» Text passage
#####

# Rabbits and Ticks! Eww! Anyone have any info?!



## KrisNic (Feb 14, 2008)

Hello there! im back again looking for some advice...so here in the maritimes its the season of ticks..those disgusting parasites that cling and them burrow into your skin if you dont catch them...anyways I take my bun benny out for walks everyday and have been finding many ticks on him...one was even swelled on his whiskers..,=(...Now I know they isnt any rabbit shampoo..so my rabbit is a bigger one so I looked fo cat shampoo for ticks n fleas...NONE! so angry....so I look at the dog stuff thinking maybe dilute it...but it says dont use on cats LETHAL...so umm on a rabbit...deadly..so i bought him a flea and tick collar...it really isnt working tho...Anyone else have this problem??..Someone told me to use Palmolive dish detergent??...Hmmm...Friggin ticks disgust me!


----------



## Guest (Apr 30, 2008)

you can buy tick removers from pet shops these dislodge head easily so they can be removed,ask your vet if there is anything you can use like frontline.


----------



## KrisNic (Feb 14, 2008)

I used twezers to get the swelled one out...umm all the other ones Ive seen Ive gotten off before them got into the fur...my dad...who knows this from unfortunately hunting rabbits in the woods for meat Blugh! told me ticks will go right into a rabbits ears...I really wanna get him to a vet to check if there are any in there!


----------



## Guest (Apr 30, 2008)

You need to be careful when removing ticks not to leave the mouthpiece in or it could get infected


----------



## KrisNic (Feb 14, 2008)

#####

» Records in a dataset
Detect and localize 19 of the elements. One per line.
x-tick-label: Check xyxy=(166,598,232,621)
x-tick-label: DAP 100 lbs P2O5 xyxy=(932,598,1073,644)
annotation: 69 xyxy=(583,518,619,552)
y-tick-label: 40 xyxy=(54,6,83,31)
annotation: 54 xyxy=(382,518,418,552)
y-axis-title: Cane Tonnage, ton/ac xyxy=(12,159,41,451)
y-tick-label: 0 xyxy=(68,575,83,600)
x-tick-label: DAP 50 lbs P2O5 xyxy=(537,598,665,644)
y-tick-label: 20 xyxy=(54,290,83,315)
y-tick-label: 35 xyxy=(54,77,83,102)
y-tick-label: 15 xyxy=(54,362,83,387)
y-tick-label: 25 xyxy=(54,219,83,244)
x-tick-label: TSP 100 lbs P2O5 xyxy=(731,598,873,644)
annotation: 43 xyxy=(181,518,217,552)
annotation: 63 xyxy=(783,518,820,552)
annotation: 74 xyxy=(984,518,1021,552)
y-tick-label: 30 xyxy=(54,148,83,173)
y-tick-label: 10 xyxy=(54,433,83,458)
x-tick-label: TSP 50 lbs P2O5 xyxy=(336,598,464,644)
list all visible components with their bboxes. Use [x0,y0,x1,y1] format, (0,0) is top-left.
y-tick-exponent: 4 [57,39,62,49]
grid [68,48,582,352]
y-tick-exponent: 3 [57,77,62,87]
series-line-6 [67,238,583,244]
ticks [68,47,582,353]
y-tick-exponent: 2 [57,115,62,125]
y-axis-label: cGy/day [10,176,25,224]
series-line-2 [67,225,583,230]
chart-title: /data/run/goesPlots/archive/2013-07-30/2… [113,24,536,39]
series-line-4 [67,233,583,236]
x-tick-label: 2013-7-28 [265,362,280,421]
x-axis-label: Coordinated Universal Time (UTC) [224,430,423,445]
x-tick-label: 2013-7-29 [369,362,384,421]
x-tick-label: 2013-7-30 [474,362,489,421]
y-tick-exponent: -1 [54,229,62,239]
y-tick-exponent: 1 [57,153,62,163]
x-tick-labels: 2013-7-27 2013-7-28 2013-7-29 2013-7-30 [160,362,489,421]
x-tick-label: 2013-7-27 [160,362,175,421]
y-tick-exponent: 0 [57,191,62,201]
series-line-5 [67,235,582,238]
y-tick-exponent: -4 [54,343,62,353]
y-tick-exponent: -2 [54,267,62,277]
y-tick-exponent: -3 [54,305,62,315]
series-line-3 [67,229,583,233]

#####

» Using the information
1. Extract the part of the rabbit tick thread from "# Rabbits and" up to and including "ticks disgust me!".
2. In the rabbit tick thread, why does KrisNic decide against using diluted dog shampoo on the rabbit?
The records have no connection to the rabbit tick thread.

» Answers in order
1.
# Rabbits and Ticks! Eww! Anyone have any info?!



## KrisNic (Feb 14, 2008)

Hello there! im back again looking for some advice...so here in the maritimes its the season of ticks..those disgusting parasites that cling and them burrow into your skin if you dont catch them...anyways I take my bun benny out for walks everyday and have been finding many ticks on him...one was even swelled on his whiskers..,=(...Now I know they isnt any rabbit shampoo..so my rabbit is a bigger one so I looked fo cat shampoo for ticks n fleas...NONE! so angry....so I look at the dog stuff thinking maybe dilute it...but it says dont use on cats LETHAL...so umm on a rabbit...deadly..so i bought him a flea and tick collar...it really isnt working tho...Anyone else have this problem??..Someone told me to use Palmolive dish detergent??...Hmmm...Friggin ticks disgust me!

2. The dog product's label warned that it was lethal to cats, so KrisNic concluded it would probably be deadly to a rabbit too. KrisNic bought a flea and tick collar instead.